▶ **EXERCISE PROMPT**
Every record must be transcribed in its entirety, apart from the images, which are to be omitted.

Saved entries
* begin *

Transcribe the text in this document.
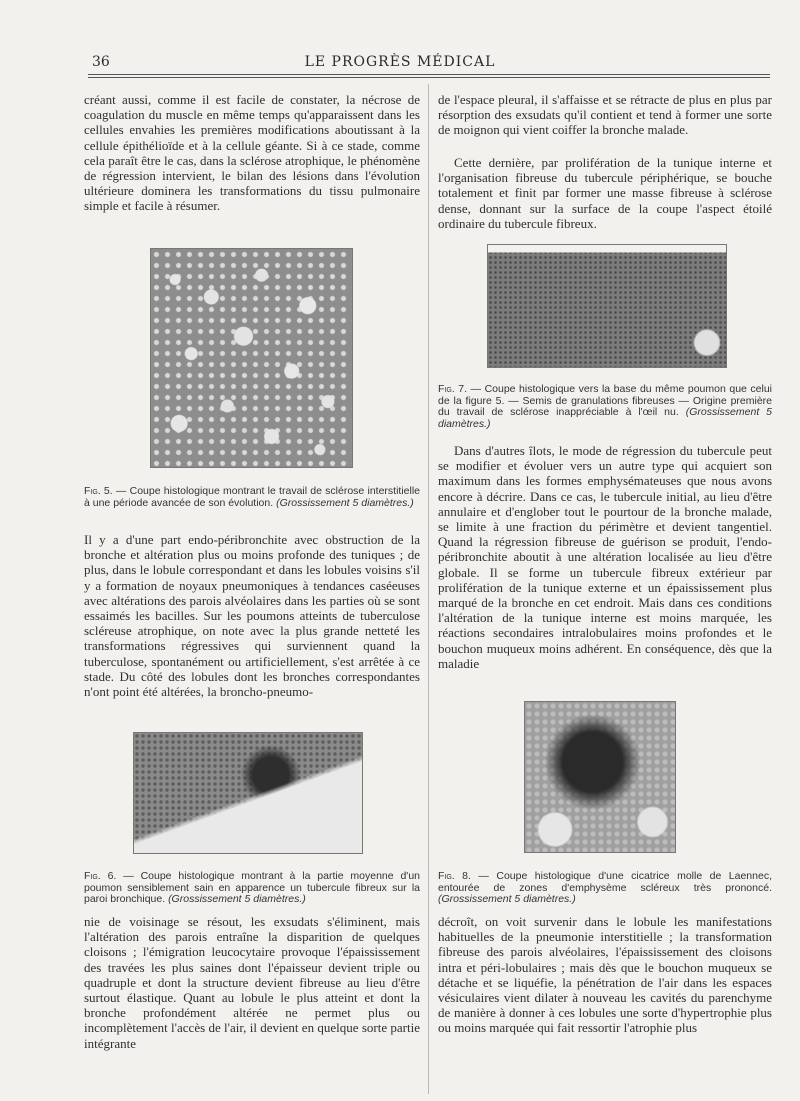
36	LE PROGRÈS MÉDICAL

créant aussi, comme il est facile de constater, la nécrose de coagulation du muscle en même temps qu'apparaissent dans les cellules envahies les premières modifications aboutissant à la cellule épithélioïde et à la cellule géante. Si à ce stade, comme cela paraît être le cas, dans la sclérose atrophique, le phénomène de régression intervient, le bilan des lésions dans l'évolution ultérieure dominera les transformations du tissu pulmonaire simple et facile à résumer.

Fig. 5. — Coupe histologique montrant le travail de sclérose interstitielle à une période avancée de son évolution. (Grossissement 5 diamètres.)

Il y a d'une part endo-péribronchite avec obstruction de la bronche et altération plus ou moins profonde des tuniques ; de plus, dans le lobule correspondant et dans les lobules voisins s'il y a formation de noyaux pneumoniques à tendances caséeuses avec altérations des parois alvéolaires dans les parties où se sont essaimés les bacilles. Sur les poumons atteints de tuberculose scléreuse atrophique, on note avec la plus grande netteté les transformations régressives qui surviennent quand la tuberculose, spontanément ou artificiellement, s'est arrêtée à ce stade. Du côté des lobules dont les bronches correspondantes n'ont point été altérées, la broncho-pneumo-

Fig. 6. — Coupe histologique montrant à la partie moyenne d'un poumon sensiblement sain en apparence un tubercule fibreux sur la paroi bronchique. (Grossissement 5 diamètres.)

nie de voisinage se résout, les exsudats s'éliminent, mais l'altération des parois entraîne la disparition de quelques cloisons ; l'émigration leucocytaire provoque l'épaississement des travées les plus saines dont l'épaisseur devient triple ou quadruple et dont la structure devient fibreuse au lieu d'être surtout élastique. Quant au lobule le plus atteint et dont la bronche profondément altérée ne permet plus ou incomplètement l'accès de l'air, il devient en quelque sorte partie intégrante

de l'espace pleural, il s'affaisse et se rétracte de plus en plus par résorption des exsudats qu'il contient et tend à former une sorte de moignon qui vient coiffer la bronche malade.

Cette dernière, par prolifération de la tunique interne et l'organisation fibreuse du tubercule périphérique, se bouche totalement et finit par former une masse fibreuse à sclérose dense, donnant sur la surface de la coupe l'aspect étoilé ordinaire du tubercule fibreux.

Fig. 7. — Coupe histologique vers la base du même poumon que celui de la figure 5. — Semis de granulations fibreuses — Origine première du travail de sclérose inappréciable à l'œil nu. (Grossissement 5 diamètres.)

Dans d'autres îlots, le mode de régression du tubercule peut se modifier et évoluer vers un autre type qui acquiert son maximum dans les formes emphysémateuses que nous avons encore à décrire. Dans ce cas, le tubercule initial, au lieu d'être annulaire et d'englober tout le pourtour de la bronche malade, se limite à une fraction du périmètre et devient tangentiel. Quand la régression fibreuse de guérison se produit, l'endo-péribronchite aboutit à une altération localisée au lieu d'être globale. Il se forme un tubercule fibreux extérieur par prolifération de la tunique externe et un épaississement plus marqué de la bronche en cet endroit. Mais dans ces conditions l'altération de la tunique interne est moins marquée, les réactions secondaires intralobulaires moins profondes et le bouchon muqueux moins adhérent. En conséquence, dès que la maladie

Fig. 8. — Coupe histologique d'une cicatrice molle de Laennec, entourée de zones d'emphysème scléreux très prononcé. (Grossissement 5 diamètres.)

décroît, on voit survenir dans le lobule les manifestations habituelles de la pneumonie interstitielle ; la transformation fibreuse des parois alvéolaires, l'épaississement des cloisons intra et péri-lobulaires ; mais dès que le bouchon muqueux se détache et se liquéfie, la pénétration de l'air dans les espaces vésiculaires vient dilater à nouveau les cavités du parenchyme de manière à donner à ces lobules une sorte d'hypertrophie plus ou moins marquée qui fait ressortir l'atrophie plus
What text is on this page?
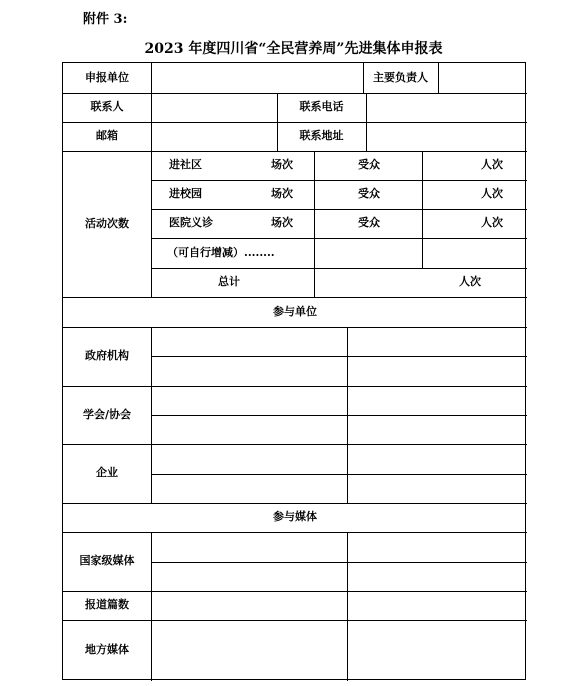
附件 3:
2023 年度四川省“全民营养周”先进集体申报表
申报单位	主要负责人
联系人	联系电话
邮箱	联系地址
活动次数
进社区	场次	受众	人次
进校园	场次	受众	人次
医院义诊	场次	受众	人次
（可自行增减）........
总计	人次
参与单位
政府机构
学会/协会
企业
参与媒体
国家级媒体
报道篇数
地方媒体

* end *

▶ **RESULT OF THIS TASK**
Transcribe the text in this document.
36	LE PROGRÈS MÉDICAL

créant aussi, comme il est facile de constater, la nécrose de coagulation du muscle en même temps qu'apparaissent dans les cellules envahies les premières modifications aboutissant à la cellule épithélioïde et à la cellule géante. Si à ce stade, comme cela paraît être le cas, dans la sclérose atrophique, le phénomène de régression intervient, le bilan des lésions dans l'évolution ultérieure dominera les transformations du tissu pulmonaire simple et facile à résumer.

Fig. 5. — Coupe histologique montrant le travail de sclérose interstitielle à une période avancée de son évolution. (Grossissement 5 diamètres.)

Il y a d'une part endo-péribronchite avec obstruction de la bronche et altération plus ou moins profonde des tuniques ; de plus, dans le lobule correspondant et dans les lobules voisins s'il y a formation de noyaux pneumoniques à tendances caséeuses avec altérations des parois alvéolaires dans les parties où se sont essaimés les bacilles. Sur les poumons atteints de tuberculose scléreuse atrophique, on note avec la plus grande netteté les transformations régressives qui surviennent quand la tuberculose, spontanément ou artificiellement, s'est arrêtée à ce stade. Du côté des lobules dont les bronches correspondantes n'ont point été altérées, la broncho-pneumo-

Fig. 6. — Coupe histologique montrant à la partie moyenne d'un poumon sensiblement sain en apparence un tubercule fibreux sur la paroi bronchique. (Grossissement 5 diamètres.)

nie de voisinage se résout, les exsudats s'éliminent, mais l'altération des parois entraîne la disparition de quelques cloisons ; l'émigration leucocytaire provoque l'épaississement des travées les plus saines dont l'épaisseur devient triple ou quadruple et dont la structure devient fibreuse au lieu d'être surtout élastique. Quant au lobule le plus atteint et dont la bronche profondément altérée ne permet plus ou incomplètement l'accès de l'air, il devient en quelque sorte partie intégrante

de l'espace pleural, il s'affaisse et se rétracte de plus en plus par résorption des exsudats qu'il contient et tend à former une sorte de moignon qui vient coiffer la bronche malade.

Cette dernière, par prolifération de la tunique interne et l'organisation fibreuse du tubercule périphérique, se bouche totalement et finit par former une masse fibreuse à sclérose dense, donnant sur la surface de la coupe l'aspect étoilé ordinaire du tubercule fibreux.

Fig. 7. — Coupe histologique vers la base du même poumon que celui de la figure 5. — Semis de granulations fibreuses — Origine première du travail de sclérose inappréciable à l'œil nu. (Grossissement 5 diamètres.)

Dans d'autres îlots, le mode de régression du tubercule peut se modifier et évoluer vers un autre type qui acquiert son maximum dans les formes emphysémateuses que nous avons encore à décrire. Dans ce cas, le tubercule initial, au lieu d'être annulaire et d'englober tout le pourtour de la bronche malade, se limite à une fraction du périmètre et devient tangentiel. Quand la régression fibreuse de guérison se produit, l'endo-péribronchite aboutit à une altération localisée au lieu d'être globale. Il se forme un tubercule fibreux extérieur par prolifération de la tunique externe et un épaississement plus marqué de la bronche en cet endroit. Mais dans ces conditions l'altération de la tunique interne est moins marquée, les réactions secondaires intralobulaires moins profondes et le bouchon muqueux moins adhérent. En conséquence, dès que la maladie

Fig. 8. — Coupe histologique d'une cicatrice molle de Laennec, entourée de zones d'emphysème scléreux très prononcé. (Grossissement 5 diamètres.)

décroît, on voit survenir dans le lobule les manifestations habituelles de la pneumonie interstitielle ; la transformation fibreuse des parois alvéolaires, l'épaississement des cloisons intra et péri-lobulaires ; mais dès que le bouchon muqueux se détache et se liquéfie, la pénétration de l'air dans les espaces vésiculaires vient dilater à nouveau les cavités du parenchyme de manière à donner à ces lobules une sorte d'hypertrophie plus ou moins marquée qui fait ressortir l'atrophie plus
What text is on this page?
附件 3:
2023 年度四川省“全民营养周”先进集体申报表
申报单位	主要负责人
联系人	联系电话
邮箱	联系地址
活动次数
进社区	场次	受众	人次
进校园	场次	受众	人次
医院义诊	场次	受众	人次
（可自行增减）........
总计	人次
参与单位
政府机构
学会/协会
企业
参与媒体
国家级媒体
报道篇数
地方媒体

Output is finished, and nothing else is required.